Stated exercise: Your task is to repeat the entries underneath exactly, minus the pictures.

Collected data entries:

>>

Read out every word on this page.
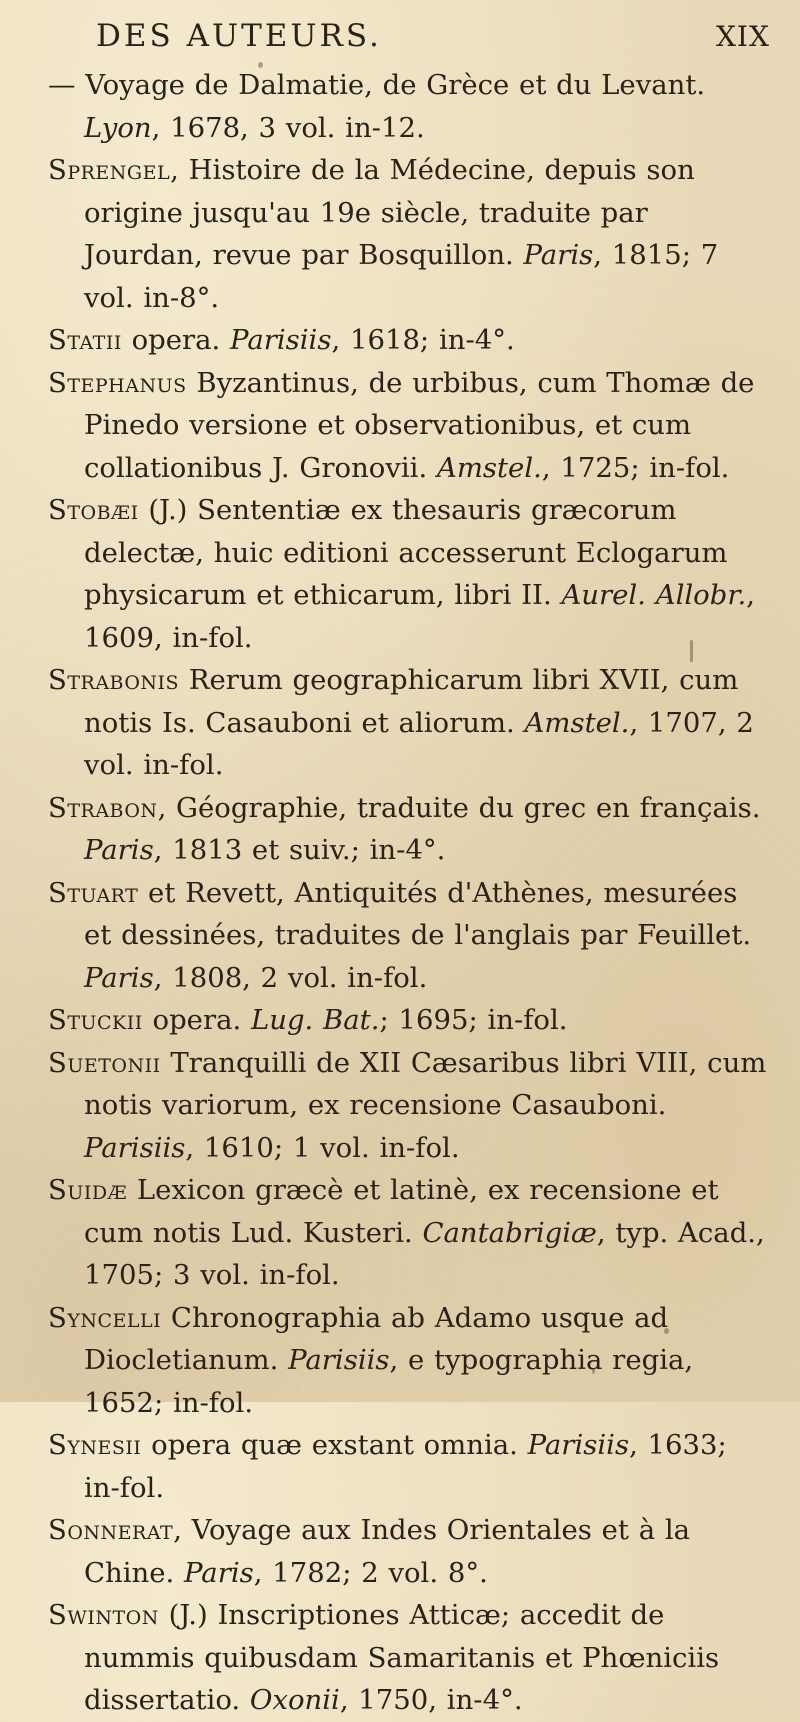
DES AUTEURS.	XIX

— Voyage de Dalmatie, de Grèce et du Levant. Lyon, 1678, 3 vol. in-12.

Sprengel, Histoire de la Médecine, depuis son origine jusqu'au 19e siècle, traduite par Jourdan, revue par Bosquillon. Paris, 1815; 7 vol. in-8°.

Statii opera. Parisiis, 1618; in-4°.

Stephanus Byzantinus, de urbibus, cum Thomæ de Pinedo versione et observationibus, et cum collationibus J. Gronovii. Amstel., 1725; in-fol.

Stobæi (J.) Sententiæ ex thesauris græcorum delectæ, huic editioni accesserunt Eclogarum physicarum et ethicarum, libri II. Aurel. Allobr., 1609, in-fol.

Strabonis Rerum geographicarum libri XVII, cum notis Is. Casauboni et aliorum. Amstel., 1707, 2 vol. in-fol.

Strabon, Géographie, traduite du grec en français. Paris, 1813 et suiv.; in-4°.

Stuart et Revett, Antiquités d'Athènes, mesurées et dessinées, traduites de l'anglais par Feuillet. Paris, 1808, 2 vol. in-fol.

Stuckii opera. Lug. Bat.; 1695; in-fol.

Suetonii Tranquilli de XII Cæsaribus libri VIII, cum notis variorum, ex recensione Casauboni. Parisiis, 1610; 1 vol. in-fol.

Suidæ Lexicon græcè et latinè, ex recensione et cum notis Lud. Kusteri. Cantabrigiæ, typ. Acad., 1705; 3 vol. in-fol.

Syncelli Chronographia ab Adamo usque ad Diocletianum. Parisiis, e typographia regia, 1652; in-fol.

Synesii opera quæ exstant omnia. Parisiis, 1633; in-fol.

Sonnerat, Voyage aux Indes Orientales et à la Chine. Paris, 1782; 2 vol. 8°.

Swinton (J.) Inscriptiones Atticæ; accedit de nummis quibusdam Samaritanis et Phœniciis dissertatio. Oxonii, 1750, in-4°.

<<

Result:
Read out every word on this page.
DES AUTEURS.	XIX

— Voyage de Dalmatie, de Grèce et du Levant. Lyon, 1678, 3 vol. in-12.

Sprengel, Histoire de la Médecine, depuis son origine jusqu'au 19e siècle, traduite par Jourdan, revue par Bosquillon. Paris, 1815; 7 vol. in-8°.

Statii opera. Parisiis, 1618; in-4°.

Stephanus Byzantinus, de urbibus, cum Thomæ de Pinedo versione et observationibus, et cum collationibus J. Gronovii. Amstel., 1725; in-fol.

Stobæi (J.) Sententiæ ex thesauris græcorum delectæ, huic editioni accesserunt Eclogarum physicarum et ethicarum, libri II. Aurel. Allobr., 1609, in-fol.

Strabonis Rerum geographicarum libri XVII, cum notis Is. Casauboni et aliorum. Amstel., 1707, 2 vol. in-fol.

Strabon, Géographie, traduite du grec en français. Paris, 1813 et suiv.; in-4°.

Stuart et Revett, Antiquités d'Athènes, mesurées et dessinées, traduites de l'anglais par Feuillet. Paris, 1808, 2 vol. in-fol.

Stuckii opera. Lug. Bat.; 1695; in-fol.

Suetonii Tranquilli de XII Cæsaribus libri VIII, cum notis variorum, ex recensione Casauboni. Parisiis, 1610; 1 vol. in-fol.

Suidæ Lexicon græcè et latinè, ex recensione et cum notis Lud. Kusteri. Cantabrigiæ, typ. Acad., 1705; 3 vol. in-fol.

Syncelli Chronographia ab Adamo usque ad Diocletianum. Parisiis, e typographia regia, 1652; in-fol.

Synesii opera quæ exstant omnia. Parisiis, 1633; in-fol.

Sonnerat, Voyage aux Indes Orientales et à la Chine. Paris, 1782; 2 vol. 8°.

Swinton (J.) Inscriptiones Atticæ; accedit de nummis quibusdam Samaritanis et Phœniciis dissertatio. Oxonii, 1750, in-4°.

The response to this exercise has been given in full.